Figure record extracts
[Start]
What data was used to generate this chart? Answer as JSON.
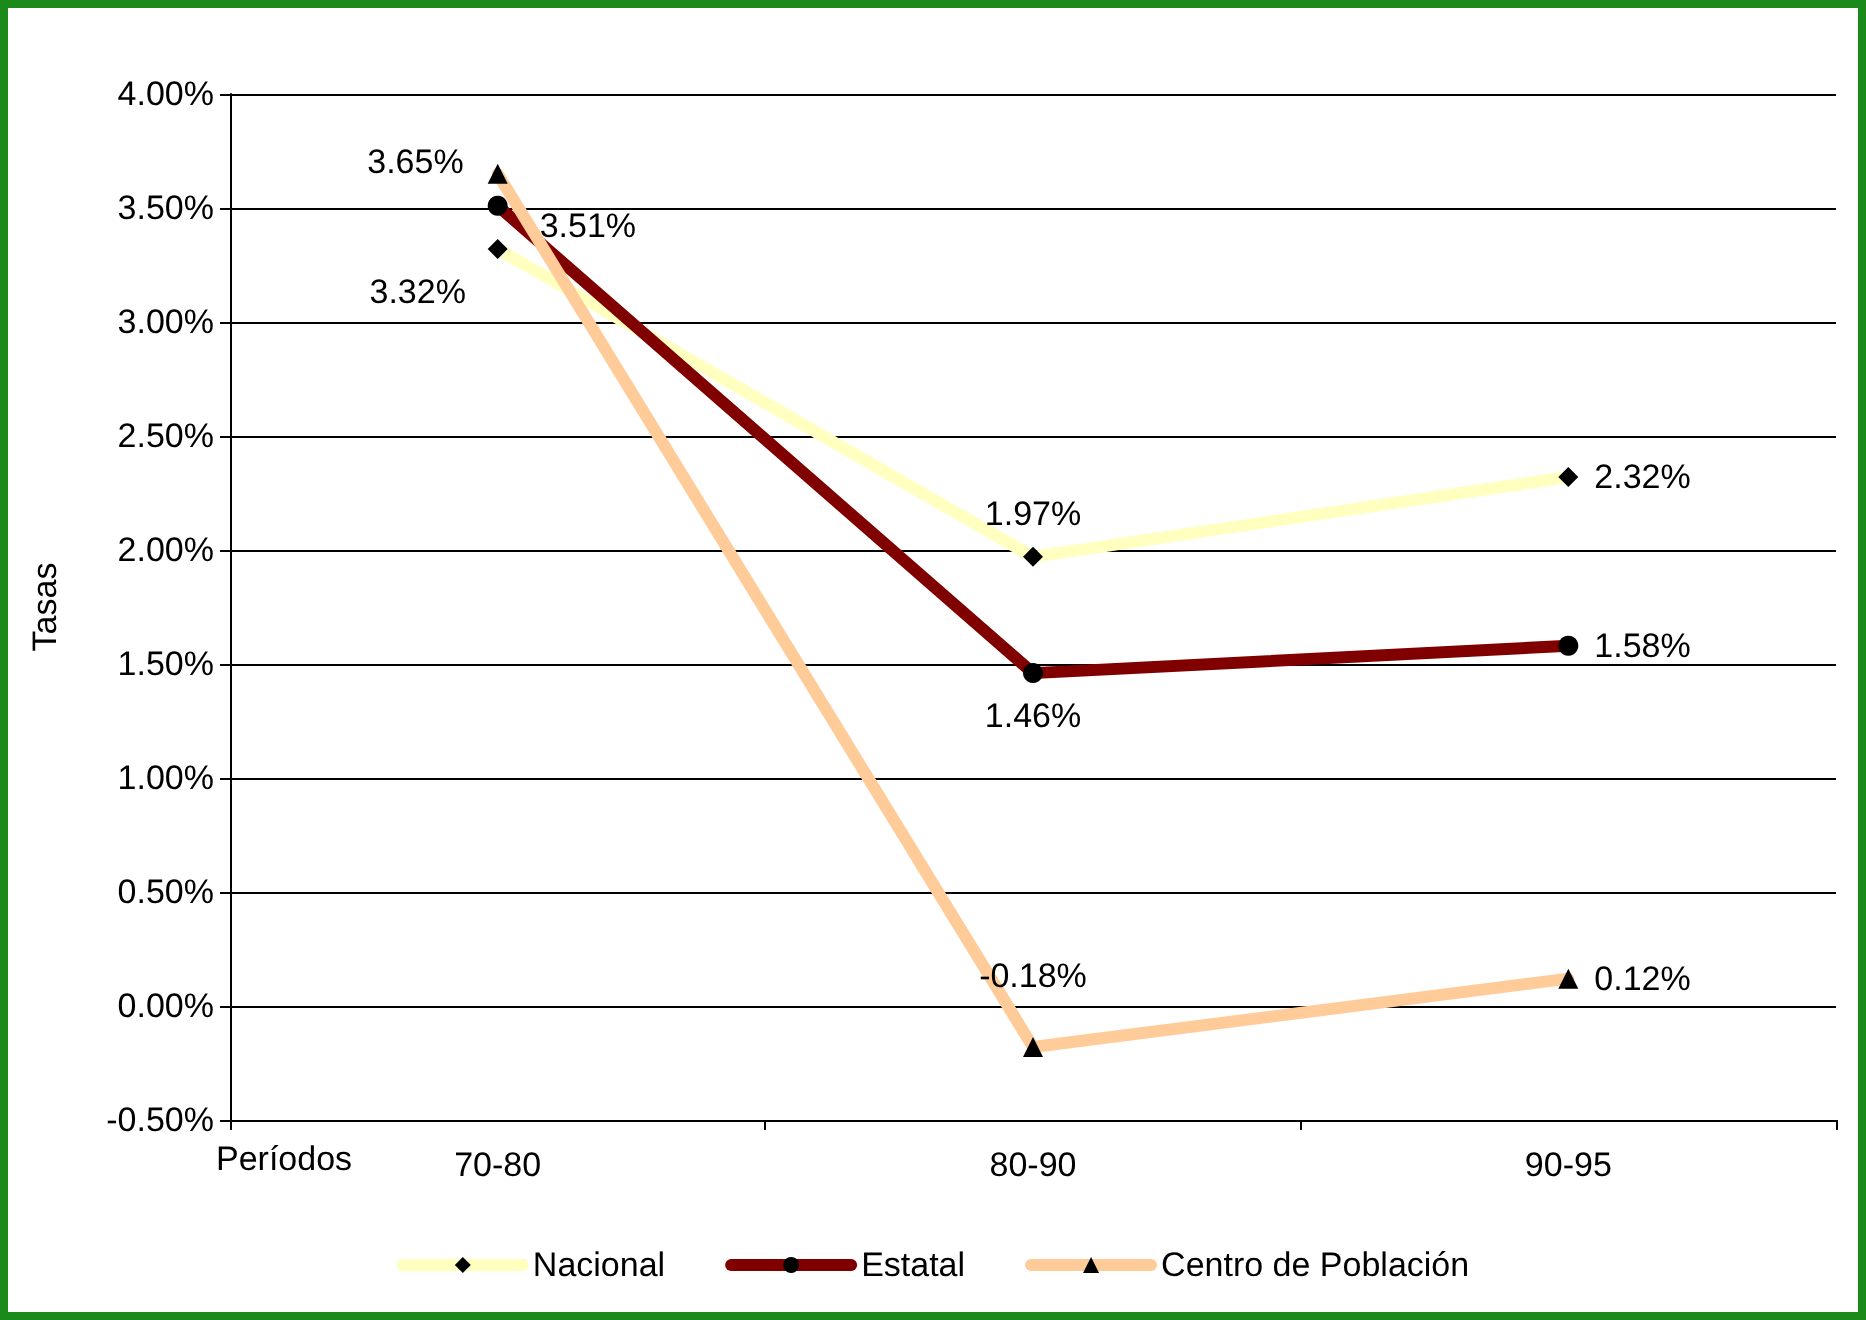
{
  "chart_data": {
    "type": "line",
    "ylabel": "Tasas",
    "xlabel": "Períodos",
    "categories": [
      "70-80",
      "80-90",
      "90-95"
    ],
    "series": [
      {
        "name": "Nacional",
        "color": "#ffffc0",
        "marker": "diamond",
        "values": [
          3.32,
          1.97,
          2.32
        ],
        "value_labels": [
          "3.32%",
          "1.97%",
          "2.32%"
        ]
      },
      {
        "name": "Estatal",
        "color": "#800000",
        "marker": "circle",
        "values": [
          3.51,
          1.46,
          1.58
        ],
        "value_labels": [
          "3.51%",
          "1.46%",
          "1.58%"
        ]
      },
      {
        "name": "Centro de Población",
        "color": "#ffcc99",
        "marker": "triangle",
        "values": [
          3.65,
          -0.18,
          0.12
        ],
        "value_labels": [
          "3.65%",
          "-0.18%",
          "0.12%"
        ]
      }
    ],
    "ylim": [
      -0.5,
      4.0
    ],
    "yticks": [
      {
        "value": -0.5,
        "label": "-0.50%"
      },
      {
        "value": 0,
        "label": "0.00%"
      },
      {
        "value": 0.5,
        "label": "0.50%"
      },
      {
        "value": 1,
        "label": "1.00%"
      },
      {
        "value": 1.5,
        "label": "1.50%"
      },
      {
        "value": 2,
        "label": "2.00%"
      },
      {
        "value": 2.5,
        "label": "2.50%"
      },
      {
        "value": 3,
        "label": "3.00%"
      },
      {
        "value": 3.5,
        "label": "3.50%"
      },
      {
        "value": 4,
        "label": "4.00%"
      }
    ],
    "grid": "y",
    "legend": "bottom"
  }
}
[End]
Among the lines above, count those containing the word "marker" and give nothing but the result.

» Solution to this task: 3